***** Extracted information

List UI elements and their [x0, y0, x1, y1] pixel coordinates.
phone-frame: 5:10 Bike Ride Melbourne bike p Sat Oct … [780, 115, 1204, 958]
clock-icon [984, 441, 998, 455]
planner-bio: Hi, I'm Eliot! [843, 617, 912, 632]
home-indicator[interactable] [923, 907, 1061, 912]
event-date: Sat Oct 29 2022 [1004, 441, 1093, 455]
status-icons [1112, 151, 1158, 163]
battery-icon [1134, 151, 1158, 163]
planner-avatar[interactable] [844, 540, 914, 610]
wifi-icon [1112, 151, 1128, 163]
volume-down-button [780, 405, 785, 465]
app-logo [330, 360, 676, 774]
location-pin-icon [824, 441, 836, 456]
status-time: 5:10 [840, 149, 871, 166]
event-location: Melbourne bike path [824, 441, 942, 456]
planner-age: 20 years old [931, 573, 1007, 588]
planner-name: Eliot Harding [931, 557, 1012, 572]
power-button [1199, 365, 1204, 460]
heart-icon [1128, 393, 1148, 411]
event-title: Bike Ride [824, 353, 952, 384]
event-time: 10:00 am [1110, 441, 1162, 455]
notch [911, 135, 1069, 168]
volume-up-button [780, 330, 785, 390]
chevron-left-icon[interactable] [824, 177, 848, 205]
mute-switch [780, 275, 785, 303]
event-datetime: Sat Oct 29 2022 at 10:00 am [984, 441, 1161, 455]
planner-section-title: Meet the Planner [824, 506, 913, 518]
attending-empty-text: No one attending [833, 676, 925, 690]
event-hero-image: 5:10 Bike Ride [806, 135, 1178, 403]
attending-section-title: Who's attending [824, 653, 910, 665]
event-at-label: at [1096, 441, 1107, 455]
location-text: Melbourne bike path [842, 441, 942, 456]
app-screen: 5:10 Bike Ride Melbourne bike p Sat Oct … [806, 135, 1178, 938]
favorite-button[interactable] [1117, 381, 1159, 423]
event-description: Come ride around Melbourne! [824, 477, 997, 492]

**********

▸ What you are asked to do: How many lines in the records above contain the string "volume", with case counting? Reply with the number alone.

▸ Written solution: 2